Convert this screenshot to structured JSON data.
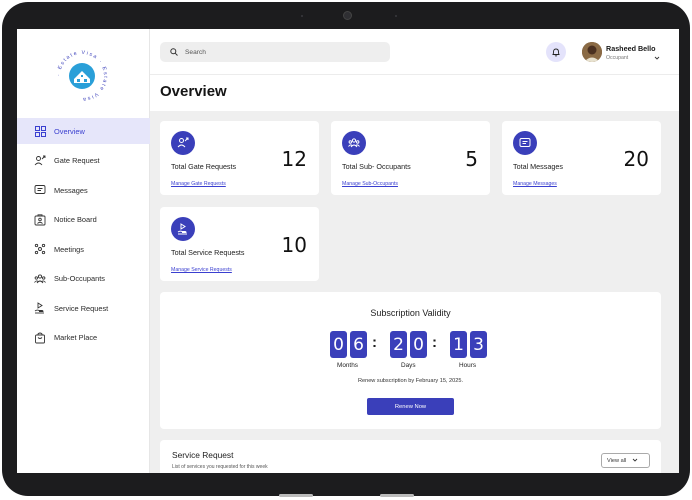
{
  "logo": {
    "ring_text": "· Estate Visa · Estate Visa",
    "alt": "Estate Visa"
  },
  "sidebar": {
    "items": [
      {
        "label": "Overview",
        "icon": "grid-icon",
        "active": true
      },
      {
        "label": "Gate Request",
        "icon": "user-arrow-icon",
        "active": false
      },
      {
        "label": "Messages",
        "icon": "message-icon",
        "active": false
      },
      {
        "label": "Notice Board",
        "icon": "notice-board-icon",
        "active": false
      },
      {
        "label": "Meetings",
        "icon": "meetings-icon",
        "active": false
      },
      {
        "label": "Sub-Occupants",
        "icon": "group-icon",
        "active": false
      },
      {
        "label": "Service Request",
        "icon": "service-icon",
        "active": false
      },
      {
        "label": "Market Place",
        "icon": "shopping-bag-icon",
        "active": false
      }
    ]
  },
  "header": {
    "search_placeholder": "Search",
    "user_name": "Rasheed Bello",
    "user_role": "Occupant"
  },
  "page": {
    "title": "Overview"
  },
  "stats": [
    {
      "title": "Total Gate Requests",
      "value": "12",
      "link": "Manage Gate Requests",
      "icon": "user-arrow-icon"
    },
    {
      "title": "Total Sub- Occupants",
      "value": "5",
      "link": "Manage Sub-Occupants",
      "icon": "group-icon"
    },
    {
      "title": "Total Messages",
      "value": "20",
      "link": "Manage Messages",
      "icon": "message-icon"
    },
    {
      "title": "Total Service Requests",
      "value": "10",
      "link": "Manage Service Requests",
      "icon": "service-icon"
    }
  ],
  "subscription": {
    "title": "Subscription Validity",
    "digits": [
      "0",
      "6",
      "2",
      "0",
      "1",
      "3"
    ],
    "units": [
      "Months",
      "Days",
      "Hours"
    ],
    "note": "Renew subscription by February 15, 2025.",
    "button": "Renew Now"
  },
  "service_request": {
    "title": "Service Request",
    "subtitle": "List of services you requested for this week",
    "view_all": "View all"
  },
  "colors": {
    "accent": "#3a3fba",
    "active_bg": "#e6e6fa",
    "bell_bg": "#e4e3fb"
  }
}
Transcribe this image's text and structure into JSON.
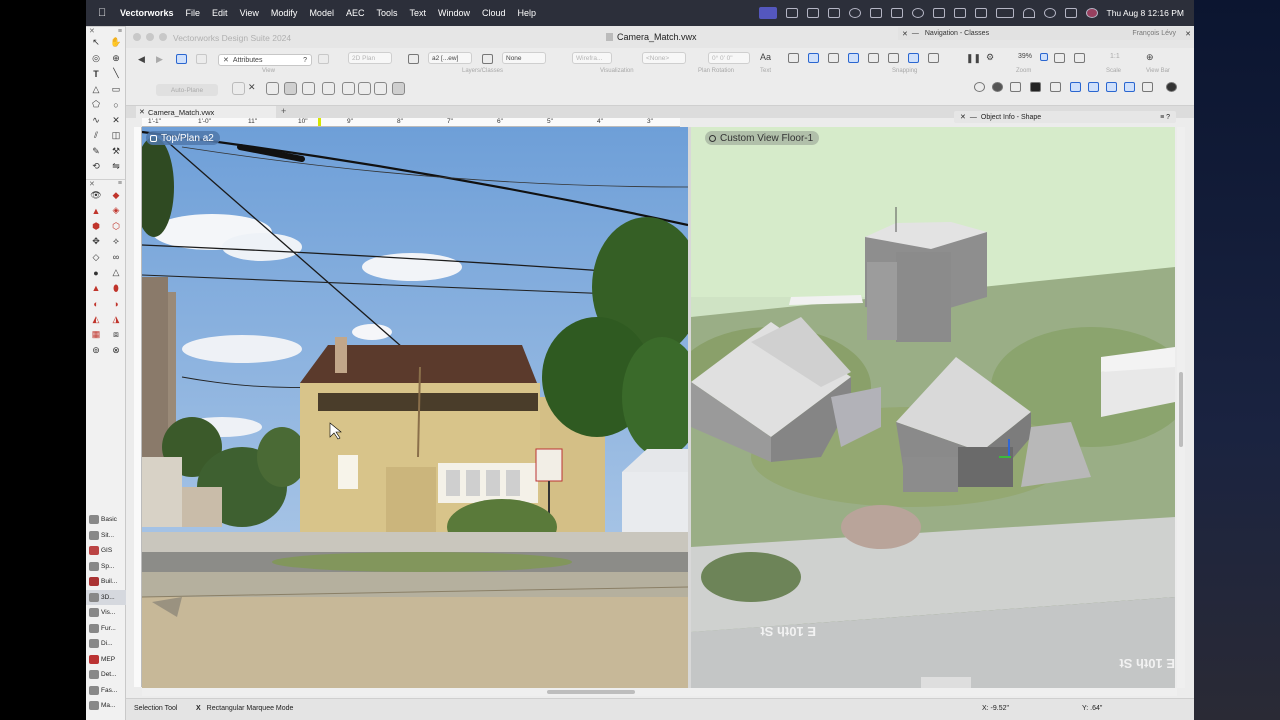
{
  "menubar": {
    "app": "Vectorworks",
    "items": [
      "File",
      "Edit",
      "View",
      "Modify",
      "Model",
      "AEC",
      "Tools",
      "Text",
      "Window",
      "Cloud",
      "Help"
    ],
    "clock": "Thu Aug 8  12:16 PM"
  },
  "window": {
    "suite_title": "Vectorworks Design Suite 2024",
    "document_title": "Camera_Match.vwx"
  },
  "nav_panel": {
    "title": "Navigation - Classes",
    "user": "François Lévy"
  },
  "toolbar": {
    "attributes_label": "Attributes",
    "help_label": "?",
    "plan_dropdown": "2D Plan",
    "layer_dropdown": "a2 [...ew]",
    "class_dropdown": "None",
    "render_dropdown": "Wirefra...",
    "none_dropdown": "<None>",
    "rotation_value": "0° 0' 0\"",
    "text_aa": "Aa",
    "zoom_value": "39%",
    "zoom_scale": "1:1",
    "group_view": "View",
    "group_layers": "Layers/Classes",
    "group_visualization": "Visualization",
    "group_plan_rotation": "Plan Rotation",
    "group_text": "Text",
    "group_snapping": "Snapping",
    "group_zoom": "Zoom",
    "group_scale": "Scale",
    "group_view_bar": "View Bar",
    "auto_plane": "Auto-Plane"
  },
  "doc_tab": {
    "label": "Camera_Match.vwx"
  },
  "ruler": {
    "labels": [
      "1'-1\"",
      "1'-0\"",
      "11\"",
      "10\"",
      "9\"",
      "8\"",
      "7\"",
      "6\"",
      "5\"",
      "4\"",
      "3\""
    ]
  },
  "viewports": {
    "left_label": "Top/Plan  a2",
    "right_label": "Custom View  Floor-1"
  },
  "scene_text": {
    "street_left": "E 10th St",
    "street_right": "E 10th St"
  },
  "object_info": {
    "title": "Object Info - Shape"
  },
  "tool_sets": [
    {
      "label": "Basic"
    },
    {
      "label": "Sit..."
    },
    {
      "label": "GIS"
    },
    {
      "label": "Sp..."
    },
    {
      "label": "Buil..."
    },
    {
      "label": "3D..."
    },
    {
      "label": "Vis..."
    },
    {
      "label": "Fur..."
    },
    {
      "label": "Di..."
    },
    {
      "label": "MEP"
    },
    {
      "label": "Det..."
    },
    {
      "label": "Fas..."
    },
    {
      "label": "Ma..."
    }
  ],
  "status": {
    "tool": "Selection Tool",
    "mode_x": "X",
    "mode": "Rectangular Marquee Mode",
    "coord_x": "X: -9.52\"",
    "coord_y": "Y: .64\""
  },
  "colors": {
    "menubar_bg": "#2c2f3a",
    "accent_blue": "#2a66d0",
    "tool_red": "#c0342b"
  }
}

━━━━━━━━━━━━━━━━━━━━

> [Work to do] The records above should be reproduced exactly, with no pictures included.

> [Solution to this problem]
Convert this screenshot to structured JSON data.
{
  "logo": {
    "ring_text": "· Estate Visa · Estate Visa",
    "alt": "Estate Visa"
  },
  "sidebar": {
    "items": [
      {
        "label": "Overview",
        "icon": "grid-icon",
        "active": true
      },
      {
        "label": "Gate Request",
        "icon": "user-arrow-icon",
        "active": false
      },
      {
        "label": "Messages",
        "icon": "message-icon",
        "active": false
      },
      {
        "label": "Notice Board",
        "icon": "notice-board-icon",
        "active": false
      },
      {
        "label": "Meetings",
        "icon": "meetings-icon",
        "active": false
      },
      {
        "label": "Sub-Occupants",
        "icon": "group-icon",
        "active": false
      },
      {
        "label": "Service Request",
        "icon": "service-icon",
        "active": false
      },
      {
        "label": "Market Place",
        "icon": "shopping-bag-icon",
        "active": false
      }
    ]
  },
  "header": {
    "search_placeholder": "Search",
    "user_name": "Rasheed Bello",
    "user_role": "Occupant"
  },
  "page": {
    "title": "Overview"
  },
  "stats": [
    {
      "title": "Total Gate Requests",
      "value": "12",
      "link": "Manage Gate Requests",
      "icon": "user-arrow-icon"
    },
    {
      "title": "Total Sub- Occupants",
      "value": "5",
      "link": "Manage Sub-Occupants",
      "icon": "group-icon"
    },
    {
      "title": "Total Messages",
      "value": "20",
      "link": "Manage Messages",
      "icon": "message-icon"
    },
    {
      "title": "Total Service Requests",
      "value": "10",
      "link": "Manage Service Requests",
      "icon": "service-icon"
    }
  ],
  "subscription": {
    "title": "Subscription Validity",
    "digits": [
      "0",
      "6",
      "2",
      "0",
      "1",
      "3"
    ],
    "units": [
      "Months",
      "Days",
      "Hours"
    ],
    "note": "Renew subscription by February 15, 2025.",
    "button": "Renew Now"
  },
  "service_request": {
    "title": "Service Request",
    "subtitle": "List of services you requested for this week",
    "view_all": "View all"
  },
  "colors": {
    "accent": "#3a3fba",
    "active_bg": "#e6e6fa",
    "bell_bg": "#e4e3fb"
  }
}
Transcribe this image's text and structure into JSON.
{
  "menubar": {
    "app": "Vectorworks",
    "items": [
      "File",
      "Edit",
      "View",
      "Modify",
      "Model",
      "AEC",
      "Tools",
      "Text",
      "Window",
      "Cloud",
      "Help"
    ],
    "clock": "Thu Aug 8  12:16 PM"
  },
  "window": {
    "suite_title": "Vectorworks Design Suite 2024",
    "document_title": "Camera_Match.vwx"
  },
  "nav_panel": {
    "title": "Navigation - Classes",
    "user": "François Lévy"
  },
  "toolbar": {
    "attributes_label": "Attributes",
    "help_label": "?",
    "plan_dropdown": "2D Plan",
    "layer_dropdown": "a2 [...ew]",
    "class_dropdown": "None",
    "render_dropdown": "Wirefra...",
    "none_dropdown": "<None>",
    "rotation_value": "0° 0' 0\"",
    "text_aa": "Aa",
    "zoom_value": "39%",
    "zoom_scale": "1:1",
    "group_view": "View",
    "group_layers": "Layers/Classes",
    "group_visualization": "Visualization",
    "group_plan_rotation": "Plan Rotation",
    "group_text": "Text",
    "group_snapping": "Snapping",
    "group_zoom": "Zoom",
    "group_scale": "Scale",
    "group_view_bar": "View Bar",
    "auto_plane": "Auto-Plane"
  },
  "doc_tab": {
    "label": "Camera_Match.vwx"
  },
  "ruler": {
    "labels": [
      "1'-1\"",
      "1'-0\"",
      "11\"",
      "10\"",
      "9\"",
      "8\"",
      "7\"",
      "6\"",
      "5\"",
      "4\"",
      "3\""
    ]
  },
  "viewports": {
    "left_label": "Top/Plan  a2",
    "right_label": "Custom View  Floor-1"
  },
  "scene_text": {
    "street_left": "E 10th St",
    "street_right": "E 10th St"
  },
  "object_info": {
    "title": "Object Info - Shape"
  },
  "tool_sets": [
    {
      "label": "Basic"
    },
    {
      "label": "Sit..."
    },
    {
      "label": "GIS"
    },
    {
      "label": "Sp..."
    },
    {
      "label": "Buil..."
    },
    {
      "label": "3D..."
    },
    {
      "label": "Vis..."
    },
    {
      "label": "Fur..."
    },
    {
      "label": "Di..."
    },
    {
      "label": "MEP"
    },
    {
      "label": "Det..."
    },
    {
      "label": "Fas..."
    },
    {
      "label": "Ma..."
    }
  ],
  "status": {
    "tool": "Selection Tool",
    "mode_x": "X",
    "mode": "Rectangular Marquee Mode",
    "coord_x": "X: -9.52\"",
    "coord_y": "Y: .64\""
  },
  "colors": {
    "menubar_bg": "#2c2f3a",
    "accent_blue": "#2a66d0",
    "tool_red": "#c0342b"
  }
}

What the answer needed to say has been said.